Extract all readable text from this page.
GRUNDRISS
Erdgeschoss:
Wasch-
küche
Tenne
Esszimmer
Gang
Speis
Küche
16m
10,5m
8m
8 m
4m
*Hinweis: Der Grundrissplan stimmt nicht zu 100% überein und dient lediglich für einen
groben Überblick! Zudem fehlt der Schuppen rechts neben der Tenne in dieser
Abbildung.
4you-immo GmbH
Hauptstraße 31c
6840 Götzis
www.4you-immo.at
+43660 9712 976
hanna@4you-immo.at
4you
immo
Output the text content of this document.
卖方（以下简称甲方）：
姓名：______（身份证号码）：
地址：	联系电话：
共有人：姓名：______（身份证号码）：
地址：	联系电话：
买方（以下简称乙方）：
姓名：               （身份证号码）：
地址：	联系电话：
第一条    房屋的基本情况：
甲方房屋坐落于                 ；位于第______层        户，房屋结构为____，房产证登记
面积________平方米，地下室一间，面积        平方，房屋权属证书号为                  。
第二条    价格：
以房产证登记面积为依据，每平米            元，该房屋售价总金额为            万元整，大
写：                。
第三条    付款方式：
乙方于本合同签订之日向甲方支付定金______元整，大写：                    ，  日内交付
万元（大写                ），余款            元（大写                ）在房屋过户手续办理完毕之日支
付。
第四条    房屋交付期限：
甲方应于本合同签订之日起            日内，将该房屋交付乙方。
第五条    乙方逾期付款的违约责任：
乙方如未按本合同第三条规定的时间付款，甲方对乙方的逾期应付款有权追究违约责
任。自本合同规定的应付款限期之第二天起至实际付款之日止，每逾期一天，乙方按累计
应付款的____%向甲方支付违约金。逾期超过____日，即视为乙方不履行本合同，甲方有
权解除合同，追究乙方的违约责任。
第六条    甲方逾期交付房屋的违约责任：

● REQUIRED WORK
Give the count of lines in the listing above that include "this", with no other words.

● FINISHED EXERCISE
2